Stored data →
====================

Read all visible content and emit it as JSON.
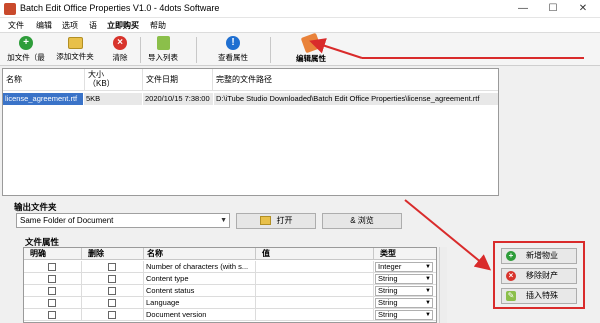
{
  "window": {
    "title": "Batch Edit Office Properties V1.0 - 4dots Software",
    "min": "—",
    "max": "☐",
    "close": "✕"
  },
  "menu": [
    "文件",
    "编辑",
    "选项",
    "语",
    "立即购买",
    "帮助"
  ],
  "toolbar": {
    "add_file": "加文件（最",
    "add_folder": "添加文件夹",
    "clear": "清除",
    "import_list": "导入列表",
    "view_properties": "查看属性",
    "edit_properties": "编辑属性"
  },
  "file_list": {
    "columns": [
      "名称",
      "大小\n（KB）",
      "文件日期",
      "完整的文件路径"
    ],
    "rows": [
      {
        "name": "license_agreement.rtf",
        "size": "5KB",
        "date": "2020/10/15 7:38:00",
        "path": "D:\\iTube Studio Downloaded\\Batch Edit Office Properties\\license_agreement.rtf"
      }
    ]
  },
  "output": {
    "title": "输出文件夹",
    "folder_value": "Same Folder of Document",
    "open_label": "打开",
    "browse_label": "& 浏览"
  },
  "properties": {
    "title": "文件属性",
    "columns": [
      "明确",
      "删除",
      "名称",
      "值",
      "类型"
    ],
    "rows": [
      {
        "name": "Number of characters (with s...",
        "value": "",
        "type": "Integer"
      },
      {
        "name": "Content type",
        "value": "",
        "type": "String"
      },
      {
        "name": "Content status",
        "value": "",
        "type": "String"
      },
      {
        "name": "Language",
        "value": "",
        "type": "String"
      },
      {
        "name": "Document version",
        "value": "",
        "type": "String"
      }
    ]
  },
  "side_buttons": {
    "add_property": "新增物业",
    "remove_property": "移除财产",
    "insert_special": "插入特殊"
  },
  "colors": {
    "highlight": "#d92b2b",
    "selection": "#3a73c8"
  }
}
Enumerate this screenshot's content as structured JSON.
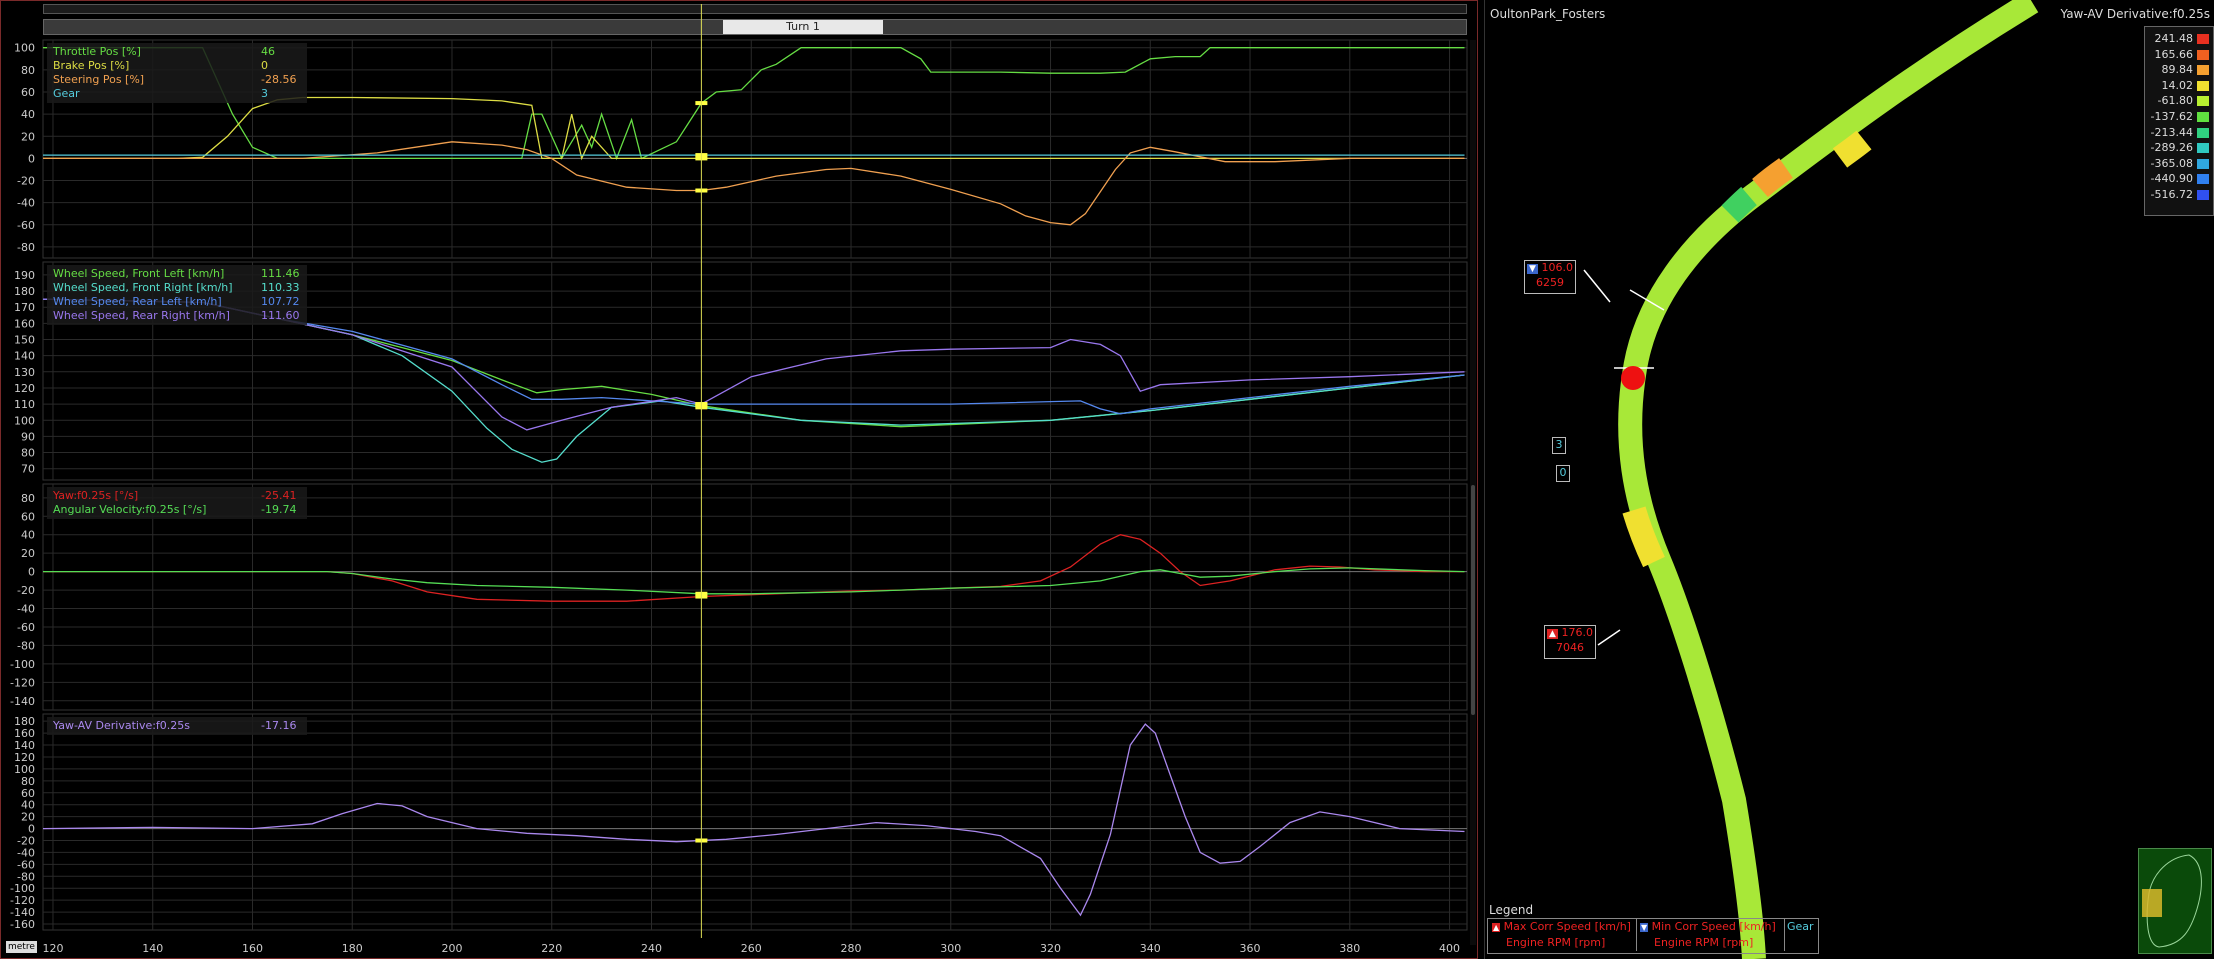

====================

Problem to work on →
Drop the pictures and reproduce the rest of the entries above exactly.

Response for this exercise →
Read all visible content and emit it as JSON.
{
  "window": {
    "title": "Batch Edit Office Properties V1.0 - 4dots Software",
    "min": "—",
    "max": "☐",
    "close": "✕"
  },
  "menu": [
    "文件",
    "编辑",
    "选项",
    "语",
    "立即购买",
    "帮助"
  ],
  "toolbar": {
    "add_file": "加文件（最",
    "add_folder": "添加文件夹",
    "clear": "清除",
    "import_list": "导入列表",
    "view_properties": "查看属性",
    "edit_properties": "编辑属性"
  },
  "file_list": {
    "columns": [
      "名称",
      "大小\n（KB）",
      "文件日期",
      "完整的文件路径"
    ],
    "rows": [
      {
        "name": "license_agreement.rtf",
        "size": "5KB",
        "date": "2020/10/15 7:38:00",
        "path": "D:\\iTube Studio Downloaded\\Batch Edit Office Properties\\license_agreement.rtf"
      }
    ]
  },
  "output": {
    "title": "输出文件夹",
    "folder_value": "Same Folder of Document",
    "open_label": "打开",
    "browse_label": "& 浏览"
  },
  "properties": {
    "title": "文件属性",
    "columns": [
      "明确",
      "删除",
      "名称",
      "值",
      "类型"
    ],
    "rows": [
      {
        "name": "Number of characters (with s...",
        "value": "",
        "type": "Integer"
      },
      {
        "name": "Content type",
        "value": "",
        "type": "String"
      },
      {
        "name": "Content status",
        "value": "",
        "type": "String"
      },
      {
        "name": "Language",
        "value": "",
        "type": "String"
      },
      {
        "name": "Document version",
        "value": "",
        "type": "String"
      }
    ]
  },
  "side_buttons": {
    "add_property": "新增物业",
    "remove_property": "移除财产",
    "insert_special": "插入特殊"
  },
  "colors": {
    "highlight": "#d92b2b",
    "selection": "#3a73c8"
  }
}
Enumerate this screenshot's content as structured JSON.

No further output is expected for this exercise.